▶ _Instructions to follow_:
Check the listing below line by line and report how many lines hold "JSON", with no other words.

▶ _Record set_:
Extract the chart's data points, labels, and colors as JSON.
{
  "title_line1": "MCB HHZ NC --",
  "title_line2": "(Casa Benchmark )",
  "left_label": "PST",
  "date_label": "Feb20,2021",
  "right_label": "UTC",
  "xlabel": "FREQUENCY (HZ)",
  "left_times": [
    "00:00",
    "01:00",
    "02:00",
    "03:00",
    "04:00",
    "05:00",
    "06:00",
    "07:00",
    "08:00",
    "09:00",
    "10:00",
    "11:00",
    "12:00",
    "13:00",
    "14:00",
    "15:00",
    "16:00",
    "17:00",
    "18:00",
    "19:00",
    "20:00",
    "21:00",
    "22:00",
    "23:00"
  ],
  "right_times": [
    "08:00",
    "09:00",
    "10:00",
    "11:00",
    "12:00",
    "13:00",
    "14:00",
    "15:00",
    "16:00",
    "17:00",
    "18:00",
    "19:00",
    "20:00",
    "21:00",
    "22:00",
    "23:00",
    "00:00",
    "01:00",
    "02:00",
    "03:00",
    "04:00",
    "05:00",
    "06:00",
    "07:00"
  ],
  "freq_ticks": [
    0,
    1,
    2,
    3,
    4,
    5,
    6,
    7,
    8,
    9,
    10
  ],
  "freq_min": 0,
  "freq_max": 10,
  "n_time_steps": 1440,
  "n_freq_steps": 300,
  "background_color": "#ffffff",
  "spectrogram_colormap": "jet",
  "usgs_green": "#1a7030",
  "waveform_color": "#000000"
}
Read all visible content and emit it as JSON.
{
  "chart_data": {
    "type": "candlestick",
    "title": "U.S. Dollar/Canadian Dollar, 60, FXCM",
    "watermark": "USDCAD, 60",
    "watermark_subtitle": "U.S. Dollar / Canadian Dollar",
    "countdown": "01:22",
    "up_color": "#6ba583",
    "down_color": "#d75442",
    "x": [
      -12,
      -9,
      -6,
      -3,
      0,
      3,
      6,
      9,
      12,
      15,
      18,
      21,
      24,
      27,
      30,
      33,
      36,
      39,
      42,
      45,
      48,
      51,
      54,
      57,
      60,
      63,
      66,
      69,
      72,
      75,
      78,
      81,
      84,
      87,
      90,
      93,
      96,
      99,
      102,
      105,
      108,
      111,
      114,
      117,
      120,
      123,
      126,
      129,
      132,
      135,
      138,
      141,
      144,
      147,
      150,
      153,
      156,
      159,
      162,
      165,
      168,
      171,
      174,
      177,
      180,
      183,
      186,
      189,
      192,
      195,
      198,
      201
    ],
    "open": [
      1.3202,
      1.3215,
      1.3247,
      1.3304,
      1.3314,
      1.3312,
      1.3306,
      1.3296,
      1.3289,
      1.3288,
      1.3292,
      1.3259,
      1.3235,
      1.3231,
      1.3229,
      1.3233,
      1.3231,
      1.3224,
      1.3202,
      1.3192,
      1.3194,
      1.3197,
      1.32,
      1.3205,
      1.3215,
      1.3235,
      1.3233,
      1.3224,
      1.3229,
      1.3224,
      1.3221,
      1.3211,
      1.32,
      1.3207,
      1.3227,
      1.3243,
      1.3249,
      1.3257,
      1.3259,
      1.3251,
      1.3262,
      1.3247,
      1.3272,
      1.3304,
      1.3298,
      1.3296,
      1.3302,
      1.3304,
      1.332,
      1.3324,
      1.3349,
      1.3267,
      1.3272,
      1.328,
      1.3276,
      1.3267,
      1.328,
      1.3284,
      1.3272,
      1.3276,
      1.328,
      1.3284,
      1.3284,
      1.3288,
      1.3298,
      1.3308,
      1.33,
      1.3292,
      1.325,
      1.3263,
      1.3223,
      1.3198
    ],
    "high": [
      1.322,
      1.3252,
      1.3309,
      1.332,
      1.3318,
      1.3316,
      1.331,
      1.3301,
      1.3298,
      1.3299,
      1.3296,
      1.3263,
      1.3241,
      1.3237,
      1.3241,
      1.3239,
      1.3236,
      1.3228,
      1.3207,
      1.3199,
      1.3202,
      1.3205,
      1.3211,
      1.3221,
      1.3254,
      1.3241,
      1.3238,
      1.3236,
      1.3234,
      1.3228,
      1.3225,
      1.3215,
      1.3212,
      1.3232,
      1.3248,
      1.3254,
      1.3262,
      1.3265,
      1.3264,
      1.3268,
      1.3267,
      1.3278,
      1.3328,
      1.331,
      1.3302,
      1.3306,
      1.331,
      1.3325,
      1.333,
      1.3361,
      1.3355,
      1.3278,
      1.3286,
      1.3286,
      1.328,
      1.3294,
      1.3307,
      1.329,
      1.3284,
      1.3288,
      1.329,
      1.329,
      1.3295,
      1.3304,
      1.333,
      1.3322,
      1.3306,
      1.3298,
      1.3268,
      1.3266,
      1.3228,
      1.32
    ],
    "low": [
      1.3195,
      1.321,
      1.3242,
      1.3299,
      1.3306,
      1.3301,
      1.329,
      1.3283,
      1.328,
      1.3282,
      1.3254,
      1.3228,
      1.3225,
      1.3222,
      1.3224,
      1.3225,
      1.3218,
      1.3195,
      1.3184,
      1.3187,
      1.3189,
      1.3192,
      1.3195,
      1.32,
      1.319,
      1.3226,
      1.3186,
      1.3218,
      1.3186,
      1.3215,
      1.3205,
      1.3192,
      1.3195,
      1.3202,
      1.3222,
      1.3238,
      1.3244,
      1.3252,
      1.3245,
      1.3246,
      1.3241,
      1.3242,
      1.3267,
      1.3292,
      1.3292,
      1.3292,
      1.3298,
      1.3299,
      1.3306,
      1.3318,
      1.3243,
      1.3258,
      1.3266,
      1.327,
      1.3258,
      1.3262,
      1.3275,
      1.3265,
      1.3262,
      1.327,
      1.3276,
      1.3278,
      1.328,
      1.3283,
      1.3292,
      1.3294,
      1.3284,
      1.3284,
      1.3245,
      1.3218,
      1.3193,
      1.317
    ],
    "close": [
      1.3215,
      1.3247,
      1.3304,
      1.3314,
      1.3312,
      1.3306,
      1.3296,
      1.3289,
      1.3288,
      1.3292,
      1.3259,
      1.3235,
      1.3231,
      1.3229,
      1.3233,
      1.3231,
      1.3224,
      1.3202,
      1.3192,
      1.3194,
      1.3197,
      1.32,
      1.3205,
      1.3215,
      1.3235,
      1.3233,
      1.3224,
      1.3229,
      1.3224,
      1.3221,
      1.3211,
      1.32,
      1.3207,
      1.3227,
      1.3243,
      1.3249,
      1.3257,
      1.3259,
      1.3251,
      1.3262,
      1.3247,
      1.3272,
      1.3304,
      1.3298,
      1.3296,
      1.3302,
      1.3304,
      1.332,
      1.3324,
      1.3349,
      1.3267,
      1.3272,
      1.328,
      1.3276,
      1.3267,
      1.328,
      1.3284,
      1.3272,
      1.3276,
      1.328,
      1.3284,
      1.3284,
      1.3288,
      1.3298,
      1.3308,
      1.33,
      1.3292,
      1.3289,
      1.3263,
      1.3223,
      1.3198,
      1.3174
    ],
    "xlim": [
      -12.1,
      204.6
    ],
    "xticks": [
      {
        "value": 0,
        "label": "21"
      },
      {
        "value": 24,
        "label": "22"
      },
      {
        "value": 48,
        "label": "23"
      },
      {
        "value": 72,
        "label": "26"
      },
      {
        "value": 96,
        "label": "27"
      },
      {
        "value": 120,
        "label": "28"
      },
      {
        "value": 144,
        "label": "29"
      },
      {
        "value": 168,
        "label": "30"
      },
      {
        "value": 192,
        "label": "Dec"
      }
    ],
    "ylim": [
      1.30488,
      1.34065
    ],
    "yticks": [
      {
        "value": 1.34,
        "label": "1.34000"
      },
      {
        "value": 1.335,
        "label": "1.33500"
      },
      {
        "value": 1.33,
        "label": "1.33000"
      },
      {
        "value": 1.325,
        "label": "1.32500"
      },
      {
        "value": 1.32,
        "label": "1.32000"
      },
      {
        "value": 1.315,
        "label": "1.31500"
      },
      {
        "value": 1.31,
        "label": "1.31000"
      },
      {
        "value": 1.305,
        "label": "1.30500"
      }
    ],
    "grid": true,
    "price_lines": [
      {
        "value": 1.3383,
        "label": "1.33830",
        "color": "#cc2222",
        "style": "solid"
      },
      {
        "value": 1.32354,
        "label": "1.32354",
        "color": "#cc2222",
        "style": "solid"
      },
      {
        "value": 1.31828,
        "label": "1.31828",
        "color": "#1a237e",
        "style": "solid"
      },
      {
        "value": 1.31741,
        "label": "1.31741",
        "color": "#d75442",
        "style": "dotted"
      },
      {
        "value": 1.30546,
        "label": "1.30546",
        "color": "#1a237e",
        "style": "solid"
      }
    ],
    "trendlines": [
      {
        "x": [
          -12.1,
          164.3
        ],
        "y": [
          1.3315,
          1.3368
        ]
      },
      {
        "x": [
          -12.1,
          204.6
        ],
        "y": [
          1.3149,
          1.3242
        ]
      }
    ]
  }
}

▶ _Exercise result_:
2